- **Data listing**

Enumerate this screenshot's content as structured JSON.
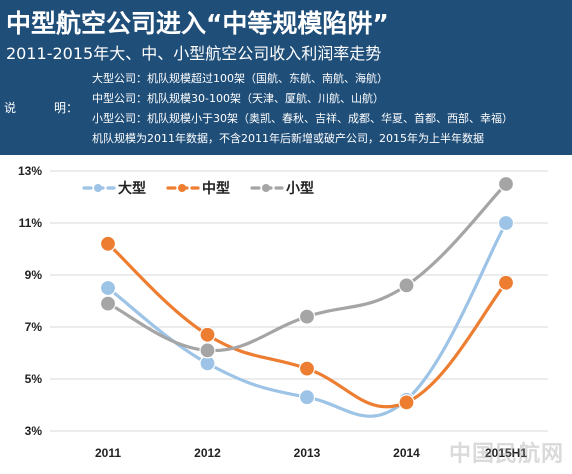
{
  "header": {
    "title": "中型航空公司进入“中等规模陷阱”",
    "subtitle": "2011-2015年大、中、小型航空公司收入利润率走势",
    "note_label_1": "说",
    "note_label_2": "明：",
    "notes": [
      "大型公司：机队规模超过100架（国航、东航、南航、海航）",
      "中型公司：机队规模30-100架（天津、厦航、川航、山航）",
      "小型公司：机队规模小于30架（奥凯、春秋、吉祥、成都、华夏、首都、西部、幸福）",
      "机队规模为2011年数据，不含2011年后新增或破产公司，2015年为上半年数据"
    ],
    "background_color": "#1f4e79"
  },
  "watermark": "中国民航网",
  "chart_data": {
    "type": "line",
    "title": "",
    "xlabel": "",
    "ylabel": "",
    "categories": [
      "2011",
      "2012",
      "2013",
      "2014",
      "2015H1"
    ],
    "yticks": [
      "3%",
      "5%",
      "7%",
      "9%",
      "11%",
      "13%"
    ],
    "ylim": [
      3,
      13
    ],
    "grid": "horizontal",
    "smooth": true,
    "legend_placement": "top-left",
    "series": [
      {
        "name": "大型",
        "color": "#9dc3e6",
        "values": [
          8.5,
          5.6,
          4.3,
          4.2,
          11.0
        ]
      },
      {
        "name": "中型",
        "color": "#ed7d31",
        "values": [
          10.2,
          6.7,
          5.4,
          4.1,
          8.7
        ]
      },
      {
        "name": "小型",
        "color": "#a5a5a5",
        "values": [
          7.9,
          6.1,
          7.4,
          8.6,
          12.5
        ]
      }
    ]
  }
}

- **What you are asked to do**
Omitting all images, retype each line of the records precisely.

- **Answer to this exercise**
Enumerate this screenshot's content as structured JSON.
{
  "header": {
    "title": "中型航空公司进入“中等规模陷阱”",
    "subtitle": "2011-2015年大、中、小型航空公司收入利润率走势",
    "note_label_1": "说",
    "note_label_2": "明：",
    "notes": [
      "大型公司：机队规模超过100架（国航、东航、南航、海航）",
      "中型公司：机队规模30-100架（天津、厦航、川航、山航）",
      "小型公司：机队规模小于30架（奥凯、春秋、吉祥、成都、华夏、首都、西部、幸福）",
      "机队规模为2011年数据，不含2011年后新增或破产公司，2015年为上半年数据"
    ],
    "background_color": "#1f4e79"
  },
  "watermark": "中国民航网",
  "chart_data": {
    "type": "line",
    "title": "",
    "xlabel": "",
    "ylabel": "",
    "categories": [
      "2011",
      "2012",
      "2013",
      "2014",
      "2015H1"
    ],
    "yticks": [
      "3%",
      "5%",
      "7%",
      "9%",
      "11%",
      "13%"
    ],
    "ylim": [
      3,
      13
    ],
    "grid": "horizontal",
    "smooth": true,
    "legend_placement": "top-left",
    "series": [
      {
        "name": "大型",
        "color": "#9dc3e6",
        "values": [
          8.5,
          5.6,
          4.3,
          4.2,
          11.0
        ]
      },
      {
        "name": "中型",
        "color": "#ed7d31",
        "values": [
          10.2,
          6.7,
          5.4,
          4.1,
          8.7
        ]
      },
      {
        "name": "小型",
        "color": "#a5a5a5",
        "values": [
          7.9,
          6.1,
          7.4,
          8.6,
          12.5
        ]
      }
    ]
  }
}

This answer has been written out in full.